Note each line where "JSON" appears, and copy it.

━━━━━━━━━━━━━━━━━━━━━━━━━━━━━━

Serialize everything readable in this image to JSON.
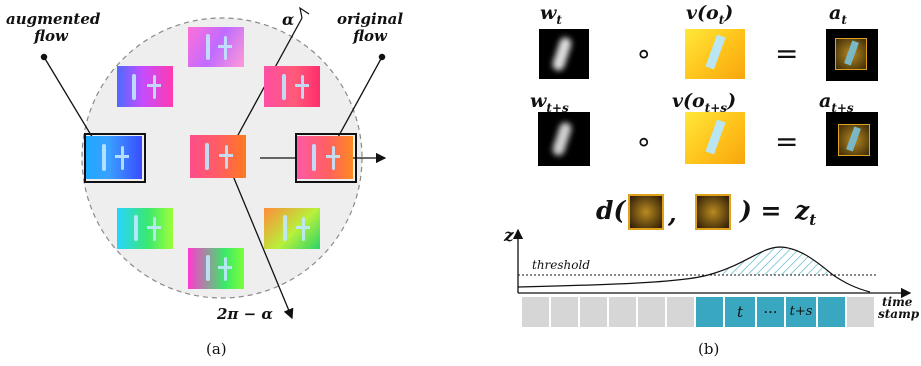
{
  "panel_a": {
    "augmented_flow_label": "augmented flow",
    "original_flow_label": "original flow",
    "alpha": "α",
    "two_pi_minus_alpha": "2π − α",
    "caption": "(a)"
  },
  "panel_b": {
    "w_t": "w",
    "w_t_sub": "t",
    "v_o_t": "v(o",
    "v_o_t_sub": "t",
    "v_close": ")",
    "a_t": "a",
    "a_t_sub": "t",
    "w_ts": "w",
    "w_ts_sub": "t+s",
    "v_o_ts": "v(o",
    "v_o_ts_sub": "t+s",
    "a_ts": "a",
    "a_ts_sub": "t+s",
    "compose_op": "∘",
    "equals_op": "=",
    "d_open": "d(",
    "comma": ",",
    "d_close": ") =",
    "z_result": "z",
    "z_result_sub": "t",
    "z_axis": "z",
    "threshold_label": "threshold",
    "time_axis_label_1": "time",
    "time_axis_label_2": "stamp",
    "cell_t": "t",
    "cell_dots": "···",
    "cell_ts": "t+s",
    "caption": "(b)"
  },
  "colors": {
    "timeline_active": "#3aa7c0",
    "timeline_idle": "#d6d6d6",
    "circle_fill": "#eeeeee",
    "mask_frame": "#e0a020"
  },
  "icons": [
    "arrow-icon",
    "flow-image",
    "attention-map",
    "velocity-map",
    "weight-map"
  ]
}
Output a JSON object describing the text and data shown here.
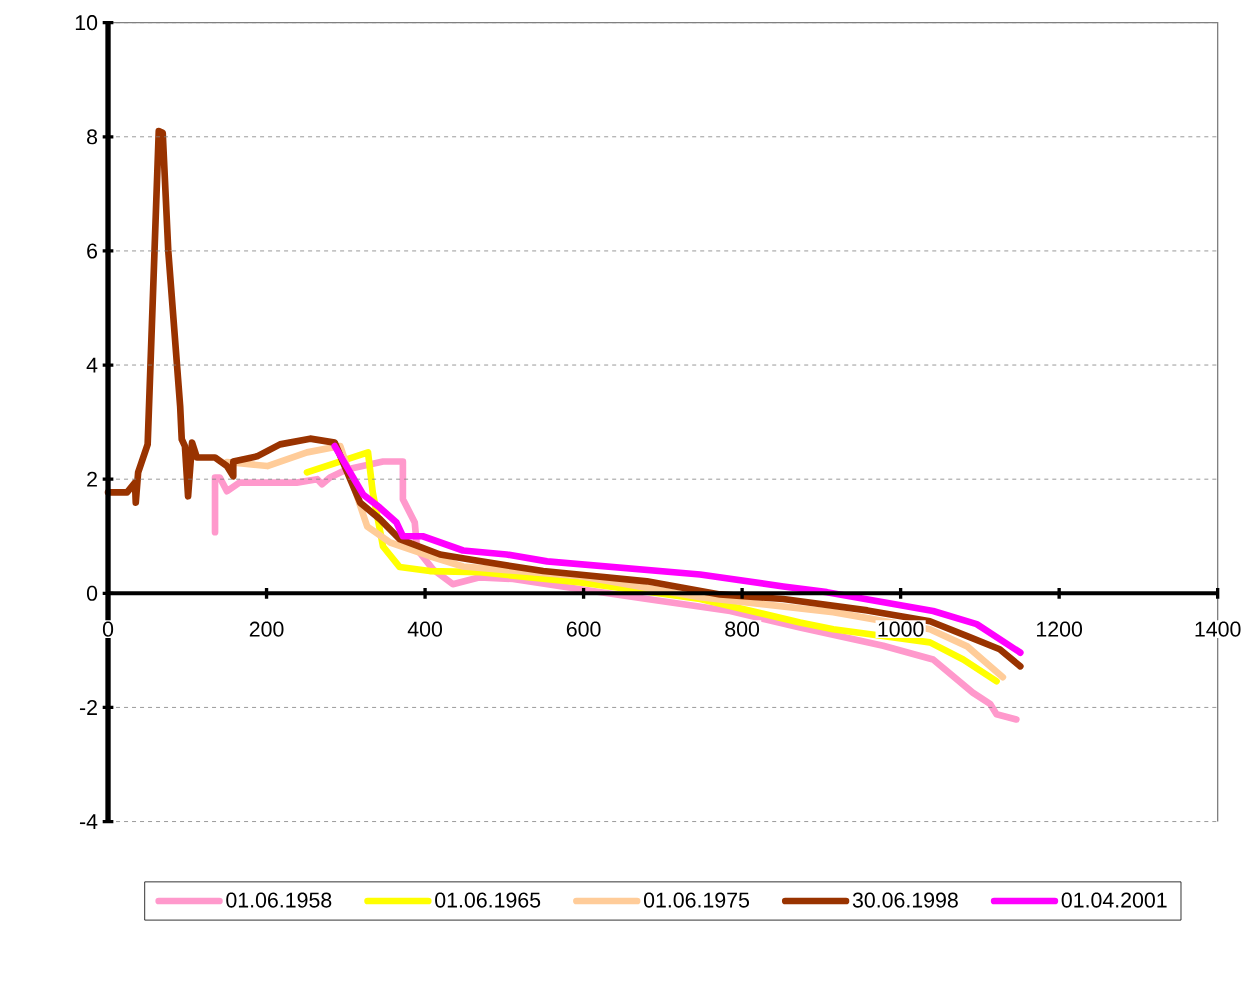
{
  "chart_data": {
    "type": "line",
    "xlim": [
      0,
      1400
    ],
    "xticks": [
      0,
      200,
      400,
      600,
      800,
      1000,
      1200,
      1400
    ],
    "ylim": [
      -4,
      10
    ],
    "yticks": [
      -4,
      -2,
      0,
      2,
      4,
      6,
      8,
      10
    ],
    "grid": "y",
    "legend": "bottom",
    "marker": "none",
    "line_style": "solid",
    "series": [
      {
        "name": "01.06.1958",
        "color": "#ff99cc",
        "x": [
          135,
          135,
          141,
          150,
          166,
          238,
          264,
          270,
          280,
          301,
          347,
          372,
          372,
          387,
          390,
          410,
          435,
          469,
          511,
          596,
          680,
          785,
          873,
          978,
          1041,
          1091,
          1113,
          1121,
          1146
        ],
        "values": [
          1.07,
          2.03,
          2.03,
          1.79,
          1.94,
          1.94,
          2.0,
          1.91,
          2.03,
          2.17,
          2.31,
          2.31,
          1.65,
          1.24,
          0.77,
          0.42,
          0.16,
          0.28,
          0.25,
          0.07,
          -0.1,
          -0.31,
          -0.6,
          -0.92,
          -1.16,
          -1.74,
          -1.94,
          -2.12,
          -2.21
        ]
      },
      {
        "name": "01.06.1965",
        "color": "#ffff00",
        "x": [
          251,
          328,
          334,
          347,
          368,
          406,
          469,
          596,
          747,
          873,
          915,
          1037,
          1079,
          1121
        ],
        "values": [
          2.12,
          2.47,
          1.77,
          0.82,
          0.46,
          0.39,
          0.37,
          0.19,
          -0.1,
          -0.51,
          -0.63,
          -0.86,
          -1.16,
          -1.54
        ]
      },
      {
        "name": "01.06.1975",
        "color": "#ffcc99",
        "x": [
          150,
          201,
          251,
          293,
          327,
          356,
          406,
          448,
          596,
          747,
          915,
          1037,
          1084,
          1129
        ],
        "values": [
          2.3,
          2.23,
          2.47,
          2.58,
          1.17,
          0.89,
          0.65,
          0.47,
          0.3,
          -0.07,
          -0.33,
          -0.63,
          -0.93,
          -1.47
        ]
      },
      {
        "name": "30.06.1998",
        "color": "#993300",
        "x": [
          0,
          24,
          34,
          35,
          38,
          50,
          64,
          69,
          76,
          91,
          93,
          97,
          101,
          106,
          110,
          112,
          135,
          150,
          158,
          158,
          188,
          217,
          255,
          286,
          318,
          343,
          368,
          419,
          453,
          549,
          680,
          772,
          852,
          958,
          1037,
          1084,
          1125,
          1151
        ],
        "values": [
          1.77,
          1.77,
          1.94,
          1.59,
          2.12,
          2.61,
          8.1,
          8.07,
          6.0,
          3.28,
          2.7,
          2.58,
          1.7,
          2.64,
          2.47,
          2.38,
          2.38,
          2.23,
          2.05,
          2.31,
          2.4,
          2.61,
          2.71,
          2.64,
          1.59,
          1.3,
          0.95,
          0.68,
          0.6,
          0.39,
          0.21,
          -0.02,
          -0.1,
          -0.3,
          -0.49,
          -0.75,
          -0.98,
          -1.28
        ]
      },
      {
        "name": "01.04.2001",
        "color": "#ff00ff",
        "x": [
          286,
          322,
          343,
          364,
          372,
          397,
          448,
          503,
          554,
          747,
          852,
          907,
          1041,
          1096,
          1151
        ],
        "values": [
          2.58,
          1.73,
          1.5,
          1.24,
          1.0,
          1.0,
          0.75,
          0.68,
          0.56,
          0.33,
          0.12,
          0.02,
          -0.31,
          -0.54,
          -1.04
        ]
      }
    ]
  }
}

━━━━━━━━━━━━━━━━━━━━━━━━━━━━━━

Complete output:
Serialize everything readable in this image to JSON.
Output a JSON object describing the text and data shown here.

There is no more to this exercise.